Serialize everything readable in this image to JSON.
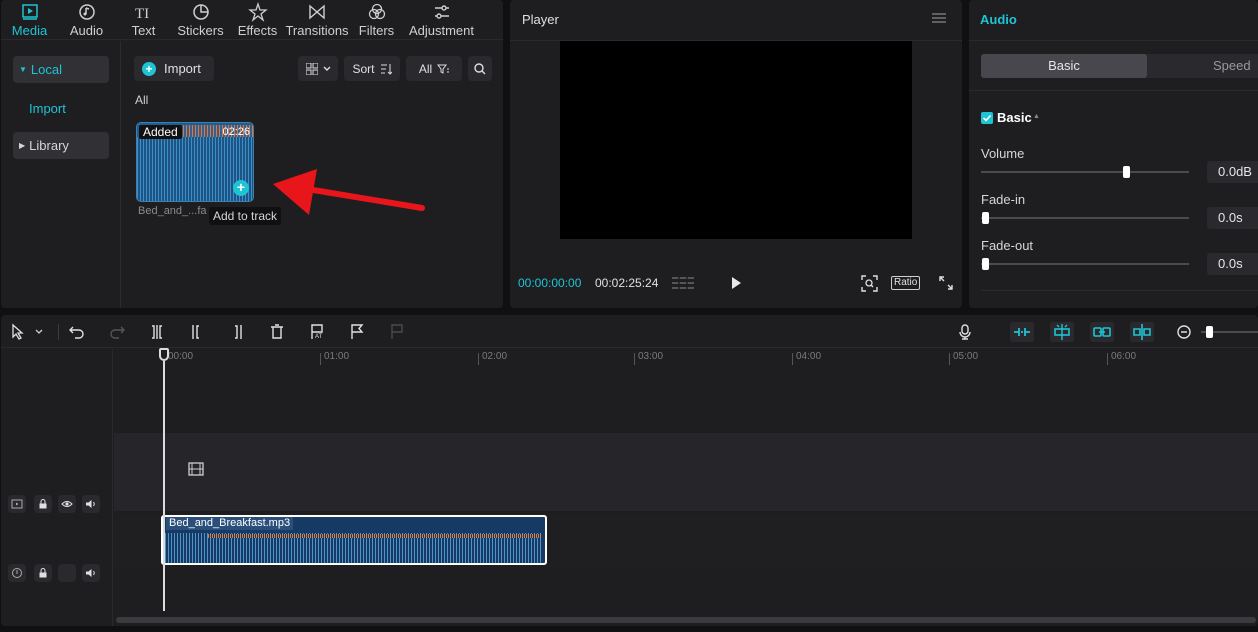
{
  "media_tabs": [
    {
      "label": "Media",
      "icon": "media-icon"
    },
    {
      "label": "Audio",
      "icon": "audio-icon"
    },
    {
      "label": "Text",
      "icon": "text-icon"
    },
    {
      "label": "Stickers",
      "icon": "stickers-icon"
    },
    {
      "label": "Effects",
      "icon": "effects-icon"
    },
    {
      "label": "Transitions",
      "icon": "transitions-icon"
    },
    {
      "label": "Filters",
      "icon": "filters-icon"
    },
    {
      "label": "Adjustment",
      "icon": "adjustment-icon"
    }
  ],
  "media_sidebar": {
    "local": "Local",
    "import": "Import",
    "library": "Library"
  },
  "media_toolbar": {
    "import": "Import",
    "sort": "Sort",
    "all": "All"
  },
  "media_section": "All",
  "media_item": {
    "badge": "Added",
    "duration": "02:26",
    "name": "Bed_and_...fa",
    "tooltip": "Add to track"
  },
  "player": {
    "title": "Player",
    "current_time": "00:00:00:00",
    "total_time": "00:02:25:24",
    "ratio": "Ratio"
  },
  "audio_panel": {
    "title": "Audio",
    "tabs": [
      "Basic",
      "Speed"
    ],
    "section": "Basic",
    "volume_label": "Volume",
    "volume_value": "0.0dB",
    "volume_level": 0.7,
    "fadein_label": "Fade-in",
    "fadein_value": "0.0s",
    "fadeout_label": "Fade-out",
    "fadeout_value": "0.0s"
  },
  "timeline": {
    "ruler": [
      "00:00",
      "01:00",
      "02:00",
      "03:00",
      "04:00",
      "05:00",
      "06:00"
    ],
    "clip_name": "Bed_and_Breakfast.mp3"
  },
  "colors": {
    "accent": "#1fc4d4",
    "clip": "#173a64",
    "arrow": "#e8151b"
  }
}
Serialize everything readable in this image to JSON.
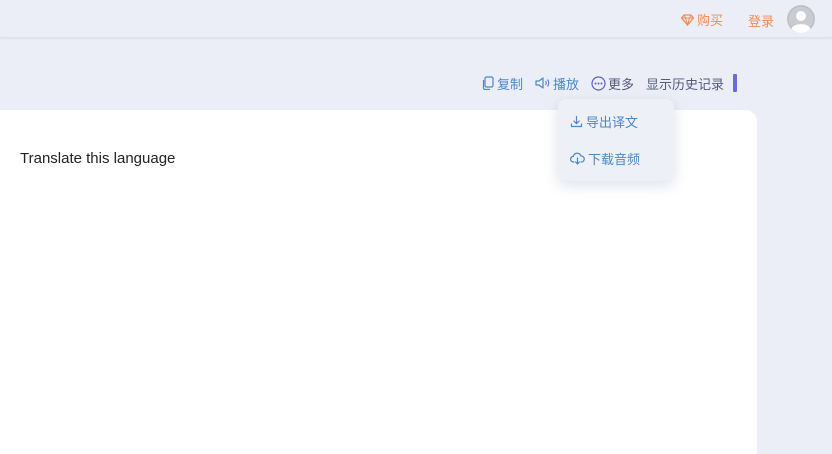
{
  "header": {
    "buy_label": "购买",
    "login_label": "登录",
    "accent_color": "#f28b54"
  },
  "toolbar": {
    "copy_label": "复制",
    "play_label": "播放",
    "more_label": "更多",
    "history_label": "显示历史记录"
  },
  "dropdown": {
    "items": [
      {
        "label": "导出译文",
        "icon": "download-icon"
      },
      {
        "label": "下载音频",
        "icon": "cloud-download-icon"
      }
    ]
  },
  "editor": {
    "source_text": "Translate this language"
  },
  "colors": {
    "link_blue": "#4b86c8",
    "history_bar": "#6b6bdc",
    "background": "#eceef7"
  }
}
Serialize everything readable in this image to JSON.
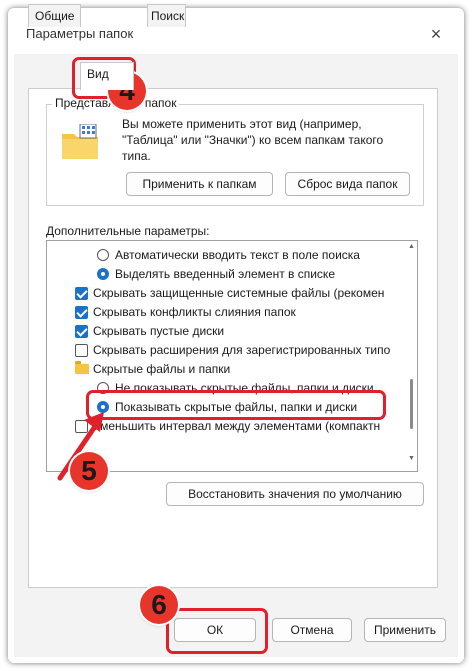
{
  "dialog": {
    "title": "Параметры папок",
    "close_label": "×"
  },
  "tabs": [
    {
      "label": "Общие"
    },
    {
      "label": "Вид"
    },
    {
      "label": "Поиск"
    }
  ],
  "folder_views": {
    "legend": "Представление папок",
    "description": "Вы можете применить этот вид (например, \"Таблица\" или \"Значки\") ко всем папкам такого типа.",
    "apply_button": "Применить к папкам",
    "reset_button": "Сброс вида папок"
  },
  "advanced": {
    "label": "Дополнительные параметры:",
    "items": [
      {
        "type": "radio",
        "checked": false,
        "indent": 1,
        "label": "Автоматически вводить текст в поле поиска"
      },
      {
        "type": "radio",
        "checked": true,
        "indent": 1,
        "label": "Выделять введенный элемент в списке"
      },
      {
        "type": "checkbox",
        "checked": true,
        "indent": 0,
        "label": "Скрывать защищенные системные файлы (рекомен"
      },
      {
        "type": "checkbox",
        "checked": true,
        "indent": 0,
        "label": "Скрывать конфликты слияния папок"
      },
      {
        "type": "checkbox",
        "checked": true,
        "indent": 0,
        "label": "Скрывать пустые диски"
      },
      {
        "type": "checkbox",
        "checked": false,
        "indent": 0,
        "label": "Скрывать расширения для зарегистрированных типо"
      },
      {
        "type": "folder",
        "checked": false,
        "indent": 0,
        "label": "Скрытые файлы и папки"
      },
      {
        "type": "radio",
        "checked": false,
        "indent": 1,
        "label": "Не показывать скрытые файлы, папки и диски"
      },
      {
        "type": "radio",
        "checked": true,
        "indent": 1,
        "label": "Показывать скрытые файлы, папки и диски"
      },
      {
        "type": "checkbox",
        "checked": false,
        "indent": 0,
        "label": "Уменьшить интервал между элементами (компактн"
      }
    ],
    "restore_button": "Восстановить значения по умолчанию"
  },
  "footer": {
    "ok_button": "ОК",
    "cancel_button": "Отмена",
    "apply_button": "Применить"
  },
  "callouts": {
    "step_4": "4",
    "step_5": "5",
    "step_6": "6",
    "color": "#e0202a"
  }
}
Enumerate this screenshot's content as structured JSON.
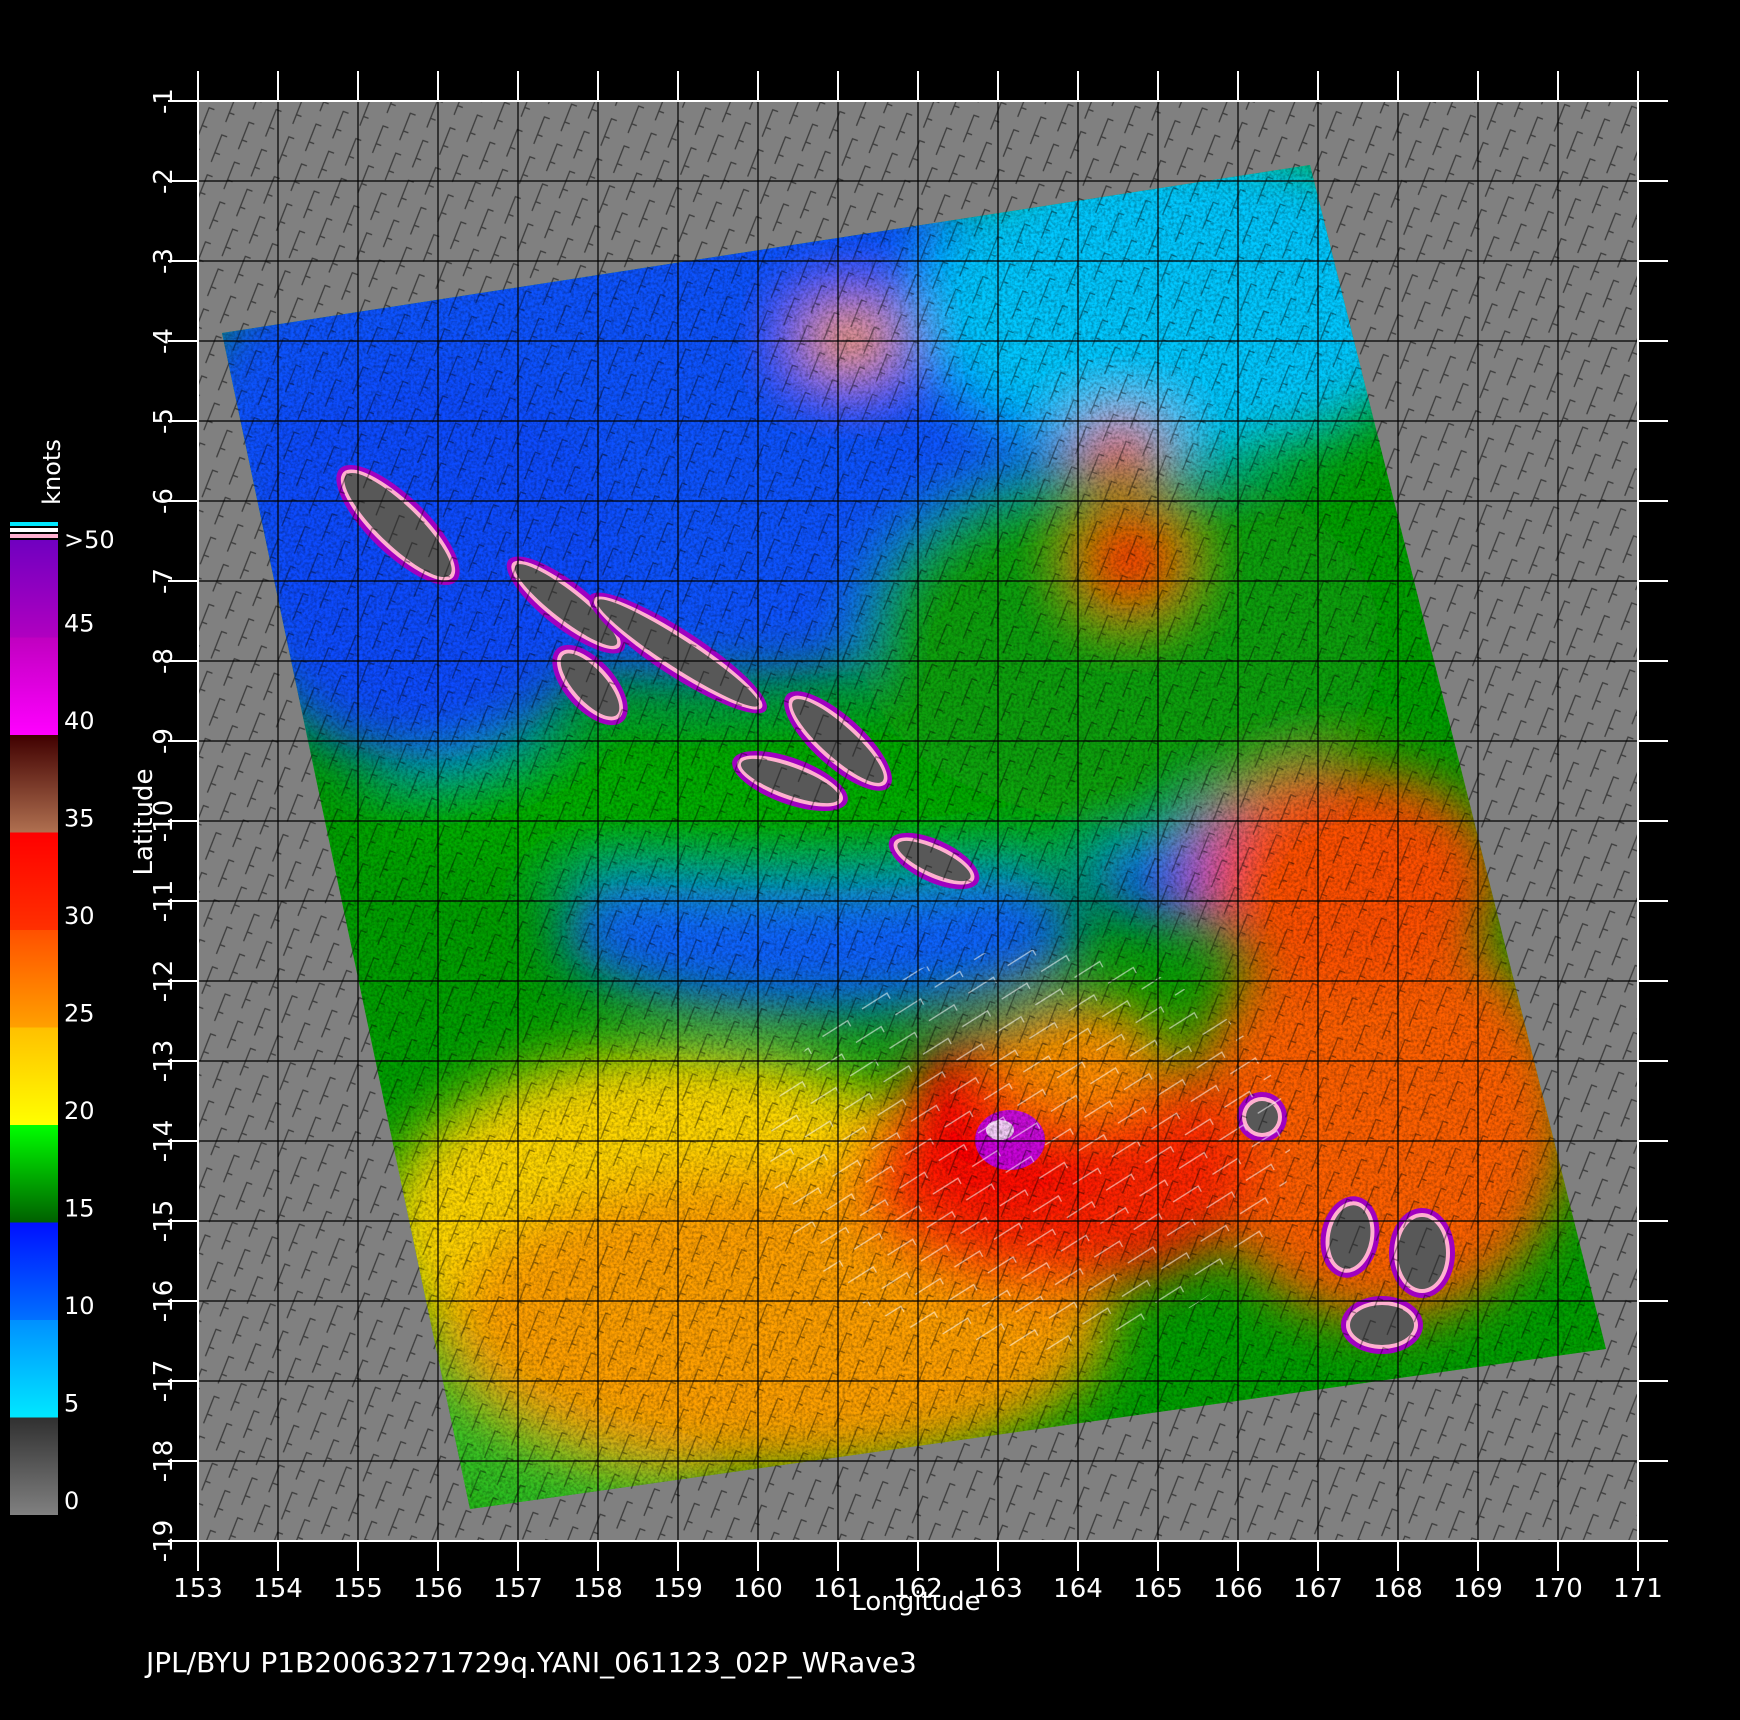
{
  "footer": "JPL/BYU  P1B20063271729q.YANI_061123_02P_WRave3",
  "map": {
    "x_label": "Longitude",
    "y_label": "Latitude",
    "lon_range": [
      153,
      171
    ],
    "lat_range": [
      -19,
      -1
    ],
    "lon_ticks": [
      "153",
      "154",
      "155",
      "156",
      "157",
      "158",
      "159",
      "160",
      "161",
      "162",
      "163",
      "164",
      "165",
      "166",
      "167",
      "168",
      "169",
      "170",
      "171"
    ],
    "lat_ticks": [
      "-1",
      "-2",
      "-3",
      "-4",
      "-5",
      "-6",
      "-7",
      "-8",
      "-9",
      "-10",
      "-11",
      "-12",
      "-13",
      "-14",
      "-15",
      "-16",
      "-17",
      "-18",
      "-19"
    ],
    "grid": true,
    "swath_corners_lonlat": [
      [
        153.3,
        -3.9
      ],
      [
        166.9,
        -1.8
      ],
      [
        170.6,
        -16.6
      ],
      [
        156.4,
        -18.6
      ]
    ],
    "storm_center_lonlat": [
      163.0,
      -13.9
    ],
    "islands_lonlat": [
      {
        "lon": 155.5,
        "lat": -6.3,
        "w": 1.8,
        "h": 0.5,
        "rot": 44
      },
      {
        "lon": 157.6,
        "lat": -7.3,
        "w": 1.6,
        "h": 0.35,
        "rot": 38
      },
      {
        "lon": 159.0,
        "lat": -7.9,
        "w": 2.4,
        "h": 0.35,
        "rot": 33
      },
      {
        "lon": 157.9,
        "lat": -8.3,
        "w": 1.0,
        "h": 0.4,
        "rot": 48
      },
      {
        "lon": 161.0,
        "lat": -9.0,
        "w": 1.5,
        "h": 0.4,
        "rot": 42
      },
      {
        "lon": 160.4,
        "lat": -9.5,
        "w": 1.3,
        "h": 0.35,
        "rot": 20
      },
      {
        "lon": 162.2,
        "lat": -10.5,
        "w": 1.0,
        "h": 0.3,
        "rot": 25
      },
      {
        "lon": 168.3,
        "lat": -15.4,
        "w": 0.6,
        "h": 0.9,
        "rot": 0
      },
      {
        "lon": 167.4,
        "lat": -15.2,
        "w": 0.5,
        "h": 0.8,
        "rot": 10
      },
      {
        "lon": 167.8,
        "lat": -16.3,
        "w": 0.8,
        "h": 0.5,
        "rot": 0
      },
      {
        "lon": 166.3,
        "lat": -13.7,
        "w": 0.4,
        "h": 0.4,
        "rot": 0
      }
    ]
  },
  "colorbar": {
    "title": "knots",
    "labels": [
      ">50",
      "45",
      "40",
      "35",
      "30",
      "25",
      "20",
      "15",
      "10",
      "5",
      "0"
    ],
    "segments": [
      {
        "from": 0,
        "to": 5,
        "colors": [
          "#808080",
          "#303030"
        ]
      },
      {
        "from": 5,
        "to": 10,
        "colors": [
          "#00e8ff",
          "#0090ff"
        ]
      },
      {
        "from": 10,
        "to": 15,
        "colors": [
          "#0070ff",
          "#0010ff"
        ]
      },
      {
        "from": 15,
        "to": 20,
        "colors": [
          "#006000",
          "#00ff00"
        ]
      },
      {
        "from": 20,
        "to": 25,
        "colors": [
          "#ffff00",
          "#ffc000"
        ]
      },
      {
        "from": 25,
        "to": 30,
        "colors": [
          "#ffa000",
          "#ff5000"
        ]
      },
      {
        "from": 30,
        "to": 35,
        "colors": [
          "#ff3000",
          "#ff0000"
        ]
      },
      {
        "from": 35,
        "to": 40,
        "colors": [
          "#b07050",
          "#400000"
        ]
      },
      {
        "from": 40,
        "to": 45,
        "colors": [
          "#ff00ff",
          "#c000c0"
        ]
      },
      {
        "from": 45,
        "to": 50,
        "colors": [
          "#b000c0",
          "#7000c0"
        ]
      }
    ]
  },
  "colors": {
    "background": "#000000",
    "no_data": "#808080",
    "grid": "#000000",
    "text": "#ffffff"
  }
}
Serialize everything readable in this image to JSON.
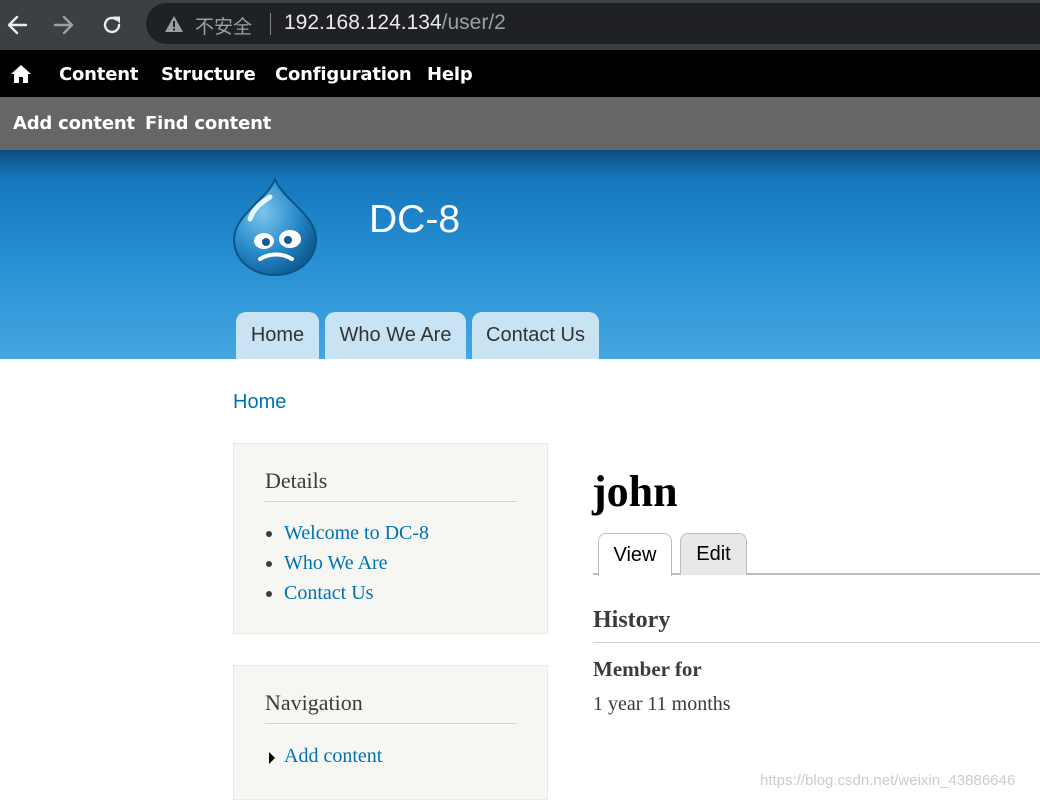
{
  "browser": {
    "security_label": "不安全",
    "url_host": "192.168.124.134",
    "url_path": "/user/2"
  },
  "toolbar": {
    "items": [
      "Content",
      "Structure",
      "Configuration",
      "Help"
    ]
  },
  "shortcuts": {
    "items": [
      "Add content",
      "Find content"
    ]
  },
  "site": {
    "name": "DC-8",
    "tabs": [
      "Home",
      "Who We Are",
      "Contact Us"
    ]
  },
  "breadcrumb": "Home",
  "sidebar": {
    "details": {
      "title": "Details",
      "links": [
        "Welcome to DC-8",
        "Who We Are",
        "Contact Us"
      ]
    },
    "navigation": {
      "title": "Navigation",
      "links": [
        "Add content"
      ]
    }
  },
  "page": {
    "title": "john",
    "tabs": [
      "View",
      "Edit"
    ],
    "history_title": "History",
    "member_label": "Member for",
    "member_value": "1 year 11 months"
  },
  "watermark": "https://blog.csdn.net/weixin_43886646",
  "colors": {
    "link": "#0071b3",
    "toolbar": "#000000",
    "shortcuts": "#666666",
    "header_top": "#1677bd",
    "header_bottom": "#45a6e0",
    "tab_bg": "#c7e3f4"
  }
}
——
GOAL: How many lines of these entries contain "icon"? Answer with the number and nothing else.

SOLUTION FOR THIS TASK: 10